Figure collection entries
▬▬▬▬▬▬

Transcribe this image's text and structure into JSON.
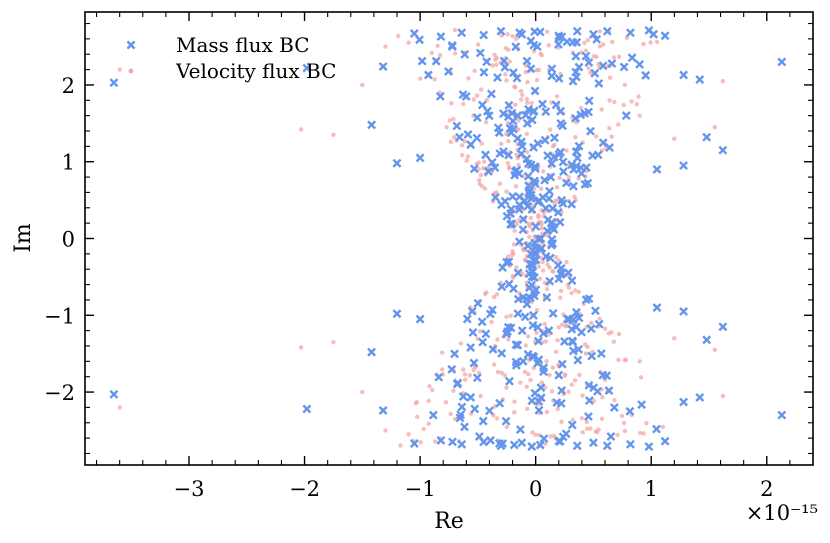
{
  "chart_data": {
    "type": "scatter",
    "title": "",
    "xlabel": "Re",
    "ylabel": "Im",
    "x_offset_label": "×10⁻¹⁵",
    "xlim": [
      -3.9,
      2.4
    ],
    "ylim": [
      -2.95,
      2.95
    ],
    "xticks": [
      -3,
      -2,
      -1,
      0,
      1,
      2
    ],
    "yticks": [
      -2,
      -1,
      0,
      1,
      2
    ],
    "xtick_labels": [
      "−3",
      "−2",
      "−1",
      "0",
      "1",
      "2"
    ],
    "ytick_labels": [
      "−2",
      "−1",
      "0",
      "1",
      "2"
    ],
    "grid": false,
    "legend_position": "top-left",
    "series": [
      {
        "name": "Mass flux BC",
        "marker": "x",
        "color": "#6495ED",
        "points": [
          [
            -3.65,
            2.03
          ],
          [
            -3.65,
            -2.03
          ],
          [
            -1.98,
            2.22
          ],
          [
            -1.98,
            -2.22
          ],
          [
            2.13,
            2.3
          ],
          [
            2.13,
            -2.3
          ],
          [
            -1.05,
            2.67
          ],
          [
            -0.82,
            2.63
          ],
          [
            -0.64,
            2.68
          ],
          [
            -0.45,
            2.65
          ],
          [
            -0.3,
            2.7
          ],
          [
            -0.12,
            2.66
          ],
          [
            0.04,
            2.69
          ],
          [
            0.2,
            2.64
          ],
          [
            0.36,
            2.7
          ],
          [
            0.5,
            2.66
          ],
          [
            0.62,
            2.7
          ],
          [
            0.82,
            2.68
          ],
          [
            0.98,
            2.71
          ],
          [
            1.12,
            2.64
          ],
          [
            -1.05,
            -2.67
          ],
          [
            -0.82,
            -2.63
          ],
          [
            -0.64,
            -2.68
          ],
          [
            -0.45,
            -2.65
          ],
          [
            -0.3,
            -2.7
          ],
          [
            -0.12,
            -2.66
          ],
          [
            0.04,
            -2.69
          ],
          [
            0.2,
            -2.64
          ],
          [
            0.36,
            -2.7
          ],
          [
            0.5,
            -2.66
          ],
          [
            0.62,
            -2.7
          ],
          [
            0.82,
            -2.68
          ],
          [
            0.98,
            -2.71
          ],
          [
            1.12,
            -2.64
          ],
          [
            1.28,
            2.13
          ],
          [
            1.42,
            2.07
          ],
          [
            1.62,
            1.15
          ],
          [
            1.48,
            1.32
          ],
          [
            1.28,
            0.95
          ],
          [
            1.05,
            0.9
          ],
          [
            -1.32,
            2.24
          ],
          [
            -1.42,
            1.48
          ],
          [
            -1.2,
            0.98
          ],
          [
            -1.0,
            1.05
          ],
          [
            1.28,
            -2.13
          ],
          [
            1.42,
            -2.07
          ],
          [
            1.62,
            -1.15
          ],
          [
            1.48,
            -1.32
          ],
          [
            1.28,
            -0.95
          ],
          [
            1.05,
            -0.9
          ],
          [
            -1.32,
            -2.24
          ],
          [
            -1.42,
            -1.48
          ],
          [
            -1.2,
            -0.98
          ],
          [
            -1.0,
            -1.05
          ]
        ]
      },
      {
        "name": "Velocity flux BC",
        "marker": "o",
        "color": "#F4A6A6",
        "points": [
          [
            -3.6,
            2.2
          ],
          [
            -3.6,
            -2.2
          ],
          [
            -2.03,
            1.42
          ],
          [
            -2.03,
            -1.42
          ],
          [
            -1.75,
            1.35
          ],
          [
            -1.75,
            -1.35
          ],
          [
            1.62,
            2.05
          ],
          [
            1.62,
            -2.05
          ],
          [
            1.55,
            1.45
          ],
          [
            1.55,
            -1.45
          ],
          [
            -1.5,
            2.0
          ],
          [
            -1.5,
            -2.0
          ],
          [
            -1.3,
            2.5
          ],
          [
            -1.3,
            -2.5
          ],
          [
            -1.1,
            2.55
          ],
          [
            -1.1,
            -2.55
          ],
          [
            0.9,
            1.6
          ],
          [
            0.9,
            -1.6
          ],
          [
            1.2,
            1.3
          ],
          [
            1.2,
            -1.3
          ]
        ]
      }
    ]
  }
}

▬▬▬▬▬▬

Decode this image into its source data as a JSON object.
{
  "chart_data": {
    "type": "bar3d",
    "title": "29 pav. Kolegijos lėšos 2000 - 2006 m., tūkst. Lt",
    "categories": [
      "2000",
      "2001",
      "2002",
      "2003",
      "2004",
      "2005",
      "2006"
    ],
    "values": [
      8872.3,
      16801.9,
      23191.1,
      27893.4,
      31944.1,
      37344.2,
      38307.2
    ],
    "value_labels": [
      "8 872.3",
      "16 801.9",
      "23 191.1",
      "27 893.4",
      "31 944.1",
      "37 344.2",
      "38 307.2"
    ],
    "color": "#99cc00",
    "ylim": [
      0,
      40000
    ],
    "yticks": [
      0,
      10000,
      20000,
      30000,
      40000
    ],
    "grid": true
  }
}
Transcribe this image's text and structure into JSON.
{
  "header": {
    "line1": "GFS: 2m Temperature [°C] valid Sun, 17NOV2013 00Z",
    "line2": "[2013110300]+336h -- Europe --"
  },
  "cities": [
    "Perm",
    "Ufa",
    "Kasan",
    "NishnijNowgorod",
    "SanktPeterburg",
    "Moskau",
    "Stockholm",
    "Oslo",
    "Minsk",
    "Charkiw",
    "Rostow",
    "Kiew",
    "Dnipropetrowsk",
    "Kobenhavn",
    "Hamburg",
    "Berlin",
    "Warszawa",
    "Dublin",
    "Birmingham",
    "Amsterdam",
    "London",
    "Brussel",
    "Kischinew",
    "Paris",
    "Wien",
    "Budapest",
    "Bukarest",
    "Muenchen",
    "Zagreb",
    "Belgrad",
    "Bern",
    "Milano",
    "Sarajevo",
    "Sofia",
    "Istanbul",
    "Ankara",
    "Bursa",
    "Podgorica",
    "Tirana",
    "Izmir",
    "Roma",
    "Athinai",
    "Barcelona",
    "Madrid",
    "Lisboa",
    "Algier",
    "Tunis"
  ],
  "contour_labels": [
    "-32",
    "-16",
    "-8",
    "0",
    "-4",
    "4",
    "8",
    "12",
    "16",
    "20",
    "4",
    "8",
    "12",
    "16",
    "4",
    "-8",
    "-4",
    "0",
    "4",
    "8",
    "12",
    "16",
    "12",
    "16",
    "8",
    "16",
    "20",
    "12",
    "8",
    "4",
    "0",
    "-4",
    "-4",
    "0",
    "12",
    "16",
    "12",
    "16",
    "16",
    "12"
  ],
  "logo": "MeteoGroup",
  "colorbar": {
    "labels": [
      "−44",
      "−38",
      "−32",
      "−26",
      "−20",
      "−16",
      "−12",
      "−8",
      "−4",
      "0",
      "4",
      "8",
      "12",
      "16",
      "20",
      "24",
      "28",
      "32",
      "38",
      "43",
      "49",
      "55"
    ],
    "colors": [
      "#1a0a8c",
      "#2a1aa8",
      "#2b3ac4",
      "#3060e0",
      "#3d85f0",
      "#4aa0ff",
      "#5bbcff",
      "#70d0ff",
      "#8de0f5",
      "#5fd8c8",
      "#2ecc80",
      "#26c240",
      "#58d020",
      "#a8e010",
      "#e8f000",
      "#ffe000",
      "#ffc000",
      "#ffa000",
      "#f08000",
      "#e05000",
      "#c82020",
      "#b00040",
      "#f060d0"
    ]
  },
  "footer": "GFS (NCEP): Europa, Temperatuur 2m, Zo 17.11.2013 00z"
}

▬▬▬▬▬▬

Work out how many lines of the listing above include "flux". Answer with the number and nothing more.

2